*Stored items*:
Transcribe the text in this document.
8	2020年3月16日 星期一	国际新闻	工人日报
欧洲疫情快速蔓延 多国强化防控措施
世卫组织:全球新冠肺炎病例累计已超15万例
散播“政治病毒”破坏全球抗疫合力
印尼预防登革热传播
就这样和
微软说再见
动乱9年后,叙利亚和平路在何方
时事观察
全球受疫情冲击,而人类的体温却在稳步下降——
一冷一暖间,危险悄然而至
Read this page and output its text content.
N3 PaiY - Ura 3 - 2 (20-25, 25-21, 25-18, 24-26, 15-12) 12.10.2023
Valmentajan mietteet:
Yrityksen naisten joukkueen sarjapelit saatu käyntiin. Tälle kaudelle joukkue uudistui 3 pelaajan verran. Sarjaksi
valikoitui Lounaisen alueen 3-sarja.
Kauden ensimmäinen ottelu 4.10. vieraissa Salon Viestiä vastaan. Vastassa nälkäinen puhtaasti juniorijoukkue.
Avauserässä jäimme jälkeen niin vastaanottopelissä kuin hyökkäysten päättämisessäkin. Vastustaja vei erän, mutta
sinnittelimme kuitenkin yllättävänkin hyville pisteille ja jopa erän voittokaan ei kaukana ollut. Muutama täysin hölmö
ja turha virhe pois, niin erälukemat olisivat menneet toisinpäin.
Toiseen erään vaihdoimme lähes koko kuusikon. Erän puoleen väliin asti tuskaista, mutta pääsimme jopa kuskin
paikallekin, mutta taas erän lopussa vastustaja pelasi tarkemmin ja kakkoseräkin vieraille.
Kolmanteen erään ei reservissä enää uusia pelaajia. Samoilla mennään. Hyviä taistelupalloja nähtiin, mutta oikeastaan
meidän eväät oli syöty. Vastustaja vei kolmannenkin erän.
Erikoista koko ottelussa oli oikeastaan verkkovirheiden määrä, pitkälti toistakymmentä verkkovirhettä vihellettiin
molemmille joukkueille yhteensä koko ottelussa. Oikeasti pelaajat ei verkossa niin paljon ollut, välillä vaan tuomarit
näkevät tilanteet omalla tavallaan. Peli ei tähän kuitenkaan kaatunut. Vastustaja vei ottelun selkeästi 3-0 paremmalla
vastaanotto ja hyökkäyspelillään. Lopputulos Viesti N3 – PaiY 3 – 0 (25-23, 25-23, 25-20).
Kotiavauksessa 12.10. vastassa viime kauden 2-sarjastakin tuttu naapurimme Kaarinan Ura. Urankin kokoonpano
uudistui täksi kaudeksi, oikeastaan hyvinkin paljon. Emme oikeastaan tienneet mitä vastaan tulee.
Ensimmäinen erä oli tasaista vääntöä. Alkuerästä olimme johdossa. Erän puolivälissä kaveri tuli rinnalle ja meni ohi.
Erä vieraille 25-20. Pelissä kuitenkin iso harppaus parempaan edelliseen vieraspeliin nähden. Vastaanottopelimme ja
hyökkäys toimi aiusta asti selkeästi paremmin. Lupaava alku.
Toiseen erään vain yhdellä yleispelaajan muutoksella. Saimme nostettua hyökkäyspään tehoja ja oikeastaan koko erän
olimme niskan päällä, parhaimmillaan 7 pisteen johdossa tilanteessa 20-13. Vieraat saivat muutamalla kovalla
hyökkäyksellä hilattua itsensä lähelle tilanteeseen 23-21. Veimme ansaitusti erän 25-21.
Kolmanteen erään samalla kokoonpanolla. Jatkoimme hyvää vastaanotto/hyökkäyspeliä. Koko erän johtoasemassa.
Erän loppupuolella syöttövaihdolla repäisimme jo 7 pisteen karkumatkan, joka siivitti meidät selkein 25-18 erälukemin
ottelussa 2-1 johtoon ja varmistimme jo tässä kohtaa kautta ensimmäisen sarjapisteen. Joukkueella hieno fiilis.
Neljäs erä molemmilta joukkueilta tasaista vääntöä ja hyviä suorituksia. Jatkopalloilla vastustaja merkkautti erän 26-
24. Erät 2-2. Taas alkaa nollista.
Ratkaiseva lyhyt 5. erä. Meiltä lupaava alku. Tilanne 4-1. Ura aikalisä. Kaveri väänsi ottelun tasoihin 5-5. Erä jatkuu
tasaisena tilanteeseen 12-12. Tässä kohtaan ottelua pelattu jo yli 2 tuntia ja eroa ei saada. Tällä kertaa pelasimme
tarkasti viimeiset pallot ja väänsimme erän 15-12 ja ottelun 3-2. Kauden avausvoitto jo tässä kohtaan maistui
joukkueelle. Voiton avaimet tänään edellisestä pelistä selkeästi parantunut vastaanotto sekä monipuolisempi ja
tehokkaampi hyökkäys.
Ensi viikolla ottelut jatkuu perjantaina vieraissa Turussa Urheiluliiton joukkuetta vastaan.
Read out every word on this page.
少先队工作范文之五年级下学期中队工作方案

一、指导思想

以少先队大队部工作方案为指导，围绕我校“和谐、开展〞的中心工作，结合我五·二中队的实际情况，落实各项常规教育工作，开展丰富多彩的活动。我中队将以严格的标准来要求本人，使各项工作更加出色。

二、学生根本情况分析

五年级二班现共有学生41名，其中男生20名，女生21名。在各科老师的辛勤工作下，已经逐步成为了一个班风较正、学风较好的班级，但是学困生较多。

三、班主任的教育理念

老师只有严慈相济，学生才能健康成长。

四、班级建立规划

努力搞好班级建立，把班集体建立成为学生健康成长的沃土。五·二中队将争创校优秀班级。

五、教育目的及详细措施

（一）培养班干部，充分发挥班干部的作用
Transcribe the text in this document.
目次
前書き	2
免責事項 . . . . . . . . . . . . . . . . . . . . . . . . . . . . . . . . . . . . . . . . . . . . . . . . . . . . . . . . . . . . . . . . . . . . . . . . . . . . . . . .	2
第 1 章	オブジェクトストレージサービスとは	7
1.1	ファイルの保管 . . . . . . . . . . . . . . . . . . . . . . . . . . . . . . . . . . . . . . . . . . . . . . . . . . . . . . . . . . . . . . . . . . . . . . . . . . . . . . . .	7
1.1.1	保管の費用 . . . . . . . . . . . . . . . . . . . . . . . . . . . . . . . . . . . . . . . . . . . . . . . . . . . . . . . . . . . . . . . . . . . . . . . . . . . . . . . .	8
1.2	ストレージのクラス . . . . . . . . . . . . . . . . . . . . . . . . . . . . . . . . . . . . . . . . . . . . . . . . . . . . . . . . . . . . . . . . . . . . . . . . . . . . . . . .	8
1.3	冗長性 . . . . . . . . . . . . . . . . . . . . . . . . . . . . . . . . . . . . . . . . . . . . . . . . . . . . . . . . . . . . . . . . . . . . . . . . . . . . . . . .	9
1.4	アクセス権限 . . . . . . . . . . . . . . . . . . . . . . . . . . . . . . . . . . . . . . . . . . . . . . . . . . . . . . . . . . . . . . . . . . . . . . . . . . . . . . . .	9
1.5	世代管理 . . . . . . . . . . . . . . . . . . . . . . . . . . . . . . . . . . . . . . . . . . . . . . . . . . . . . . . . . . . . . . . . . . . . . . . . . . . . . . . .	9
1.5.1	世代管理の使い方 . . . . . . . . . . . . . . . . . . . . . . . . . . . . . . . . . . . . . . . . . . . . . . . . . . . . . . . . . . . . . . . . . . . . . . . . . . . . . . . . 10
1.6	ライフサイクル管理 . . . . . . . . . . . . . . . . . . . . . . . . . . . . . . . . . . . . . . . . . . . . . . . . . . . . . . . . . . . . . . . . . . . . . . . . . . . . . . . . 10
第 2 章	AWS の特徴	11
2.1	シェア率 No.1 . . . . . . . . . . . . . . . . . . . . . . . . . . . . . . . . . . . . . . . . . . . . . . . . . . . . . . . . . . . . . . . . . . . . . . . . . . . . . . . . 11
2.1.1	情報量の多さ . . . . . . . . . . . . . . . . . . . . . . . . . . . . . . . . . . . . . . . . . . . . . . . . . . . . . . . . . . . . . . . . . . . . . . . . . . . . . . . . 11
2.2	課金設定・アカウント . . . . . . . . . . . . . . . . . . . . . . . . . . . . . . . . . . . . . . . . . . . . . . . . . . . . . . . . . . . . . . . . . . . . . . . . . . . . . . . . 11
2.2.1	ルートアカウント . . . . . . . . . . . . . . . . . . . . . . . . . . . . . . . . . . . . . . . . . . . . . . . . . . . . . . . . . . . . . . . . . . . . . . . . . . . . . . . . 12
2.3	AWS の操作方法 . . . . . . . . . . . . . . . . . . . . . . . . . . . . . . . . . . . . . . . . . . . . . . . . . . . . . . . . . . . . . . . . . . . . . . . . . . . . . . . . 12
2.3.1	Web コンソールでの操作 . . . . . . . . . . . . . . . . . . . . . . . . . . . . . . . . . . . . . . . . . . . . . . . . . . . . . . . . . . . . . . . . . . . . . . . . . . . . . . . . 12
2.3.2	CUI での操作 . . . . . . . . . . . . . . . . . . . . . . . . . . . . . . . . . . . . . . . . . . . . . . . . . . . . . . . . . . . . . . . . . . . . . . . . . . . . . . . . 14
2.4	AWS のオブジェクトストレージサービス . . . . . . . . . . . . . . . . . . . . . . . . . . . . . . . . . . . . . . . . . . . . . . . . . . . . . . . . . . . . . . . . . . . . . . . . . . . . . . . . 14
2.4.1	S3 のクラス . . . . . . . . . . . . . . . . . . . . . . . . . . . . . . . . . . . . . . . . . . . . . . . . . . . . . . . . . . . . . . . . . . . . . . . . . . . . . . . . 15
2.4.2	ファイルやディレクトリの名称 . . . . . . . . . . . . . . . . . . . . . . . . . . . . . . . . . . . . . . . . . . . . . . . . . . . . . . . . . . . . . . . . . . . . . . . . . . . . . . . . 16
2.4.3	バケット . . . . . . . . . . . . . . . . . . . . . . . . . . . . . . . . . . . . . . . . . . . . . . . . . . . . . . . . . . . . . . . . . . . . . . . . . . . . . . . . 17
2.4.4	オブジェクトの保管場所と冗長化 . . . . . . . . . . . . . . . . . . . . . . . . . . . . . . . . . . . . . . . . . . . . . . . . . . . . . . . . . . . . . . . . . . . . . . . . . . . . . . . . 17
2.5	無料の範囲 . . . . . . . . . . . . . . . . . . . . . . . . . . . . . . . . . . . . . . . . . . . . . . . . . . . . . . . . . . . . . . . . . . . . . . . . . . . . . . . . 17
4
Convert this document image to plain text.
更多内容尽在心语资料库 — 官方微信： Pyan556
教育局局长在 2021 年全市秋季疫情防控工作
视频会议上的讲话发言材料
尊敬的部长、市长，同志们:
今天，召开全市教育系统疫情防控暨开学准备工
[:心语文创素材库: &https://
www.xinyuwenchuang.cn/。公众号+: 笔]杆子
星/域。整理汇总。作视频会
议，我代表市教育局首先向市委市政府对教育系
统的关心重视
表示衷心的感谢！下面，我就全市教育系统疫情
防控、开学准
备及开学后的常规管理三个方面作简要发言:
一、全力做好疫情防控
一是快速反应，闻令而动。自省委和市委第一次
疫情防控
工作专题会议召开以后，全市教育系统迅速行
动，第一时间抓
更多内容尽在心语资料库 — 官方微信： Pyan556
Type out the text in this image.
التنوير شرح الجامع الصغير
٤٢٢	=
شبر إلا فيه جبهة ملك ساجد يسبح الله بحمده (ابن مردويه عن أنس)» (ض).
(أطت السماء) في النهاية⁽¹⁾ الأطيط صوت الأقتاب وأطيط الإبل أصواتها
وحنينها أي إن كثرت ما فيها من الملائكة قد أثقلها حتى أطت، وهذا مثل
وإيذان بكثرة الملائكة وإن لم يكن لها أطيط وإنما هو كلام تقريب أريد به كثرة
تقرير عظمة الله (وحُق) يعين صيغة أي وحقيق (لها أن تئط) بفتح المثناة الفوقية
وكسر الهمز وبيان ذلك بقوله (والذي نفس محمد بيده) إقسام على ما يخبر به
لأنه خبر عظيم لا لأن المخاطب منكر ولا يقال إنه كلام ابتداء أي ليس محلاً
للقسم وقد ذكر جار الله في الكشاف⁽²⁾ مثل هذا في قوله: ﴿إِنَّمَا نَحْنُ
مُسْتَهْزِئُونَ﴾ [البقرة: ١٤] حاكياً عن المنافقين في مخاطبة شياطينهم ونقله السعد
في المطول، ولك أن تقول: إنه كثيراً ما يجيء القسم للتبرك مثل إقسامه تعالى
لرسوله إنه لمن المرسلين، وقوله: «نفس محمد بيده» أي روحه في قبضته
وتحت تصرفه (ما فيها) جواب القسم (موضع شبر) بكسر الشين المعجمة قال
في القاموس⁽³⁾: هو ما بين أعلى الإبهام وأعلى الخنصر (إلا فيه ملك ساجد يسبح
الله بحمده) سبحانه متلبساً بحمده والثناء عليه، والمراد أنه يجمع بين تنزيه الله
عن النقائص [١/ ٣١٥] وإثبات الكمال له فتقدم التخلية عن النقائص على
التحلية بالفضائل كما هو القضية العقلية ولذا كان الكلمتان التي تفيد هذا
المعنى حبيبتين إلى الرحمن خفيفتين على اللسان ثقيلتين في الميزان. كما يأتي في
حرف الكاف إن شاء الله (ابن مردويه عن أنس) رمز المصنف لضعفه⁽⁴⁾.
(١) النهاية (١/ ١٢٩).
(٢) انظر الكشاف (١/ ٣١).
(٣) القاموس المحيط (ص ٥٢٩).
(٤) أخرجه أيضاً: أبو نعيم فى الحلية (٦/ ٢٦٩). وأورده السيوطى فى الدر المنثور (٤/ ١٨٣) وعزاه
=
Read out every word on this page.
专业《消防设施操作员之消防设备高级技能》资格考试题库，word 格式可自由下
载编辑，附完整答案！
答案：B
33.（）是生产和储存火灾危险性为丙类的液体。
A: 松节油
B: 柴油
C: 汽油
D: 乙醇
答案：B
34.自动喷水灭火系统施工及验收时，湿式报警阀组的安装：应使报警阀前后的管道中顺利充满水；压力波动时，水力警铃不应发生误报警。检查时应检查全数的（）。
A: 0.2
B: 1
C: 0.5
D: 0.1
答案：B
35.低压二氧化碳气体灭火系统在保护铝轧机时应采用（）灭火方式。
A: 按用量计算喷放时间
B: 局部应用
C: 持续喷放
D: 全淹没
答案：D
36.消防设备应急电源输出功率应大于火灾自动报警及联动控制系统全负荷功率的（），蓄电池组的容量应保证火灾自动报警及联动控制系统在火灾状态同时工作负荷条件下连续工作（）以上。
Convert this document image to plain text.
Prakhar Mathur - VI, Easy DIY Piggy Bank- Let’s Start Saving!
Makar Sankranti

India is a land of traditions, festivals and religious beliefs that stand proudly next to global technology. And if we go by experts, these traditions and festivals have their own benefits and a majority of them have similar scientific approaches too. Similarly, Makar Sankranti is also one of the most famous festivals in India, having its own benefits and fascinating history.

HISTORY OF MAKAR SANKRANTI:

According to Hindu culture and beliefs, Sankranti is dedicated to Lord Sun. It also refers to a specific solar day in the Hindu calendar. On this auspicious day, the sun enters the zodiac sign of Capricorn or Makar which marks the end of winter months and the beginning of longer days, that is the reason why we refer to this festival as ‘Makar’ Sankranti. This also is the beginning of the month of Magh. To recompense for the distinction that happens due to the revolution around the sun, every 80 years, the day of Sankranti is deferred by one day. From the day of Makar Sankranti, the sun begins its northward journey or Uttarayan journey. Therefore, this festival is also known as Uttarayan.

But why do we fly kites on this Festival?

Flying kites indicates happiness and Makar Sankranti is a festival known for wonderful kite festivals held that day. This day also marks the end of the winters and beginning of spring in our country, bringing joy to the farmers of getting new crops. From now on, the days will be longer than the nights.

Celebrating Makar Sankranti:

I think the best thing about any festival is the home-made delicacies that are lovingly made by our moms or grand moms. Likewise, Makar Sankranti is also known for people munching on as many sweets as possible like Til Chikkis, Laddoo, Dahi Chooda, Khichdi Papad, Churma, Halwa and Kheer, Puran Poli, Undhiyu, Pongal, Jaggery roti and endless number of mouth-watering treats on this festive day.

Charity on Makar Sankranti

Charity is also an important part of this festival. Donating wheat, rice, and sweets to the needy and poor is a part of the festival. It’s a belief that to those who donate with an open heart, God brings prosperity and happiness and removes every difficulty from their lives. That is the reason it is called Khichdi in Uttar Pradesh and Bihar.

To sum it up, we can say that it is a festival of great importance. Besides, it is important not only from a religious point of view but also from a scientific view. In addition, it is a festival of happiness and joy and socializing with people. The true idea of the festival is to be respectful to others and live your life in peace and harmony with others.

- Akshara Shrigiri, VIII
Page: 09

*Task directions*:
Find how many lines in the listing hold "الكشاف", and reply with that number only.

*Answer to this task*:
2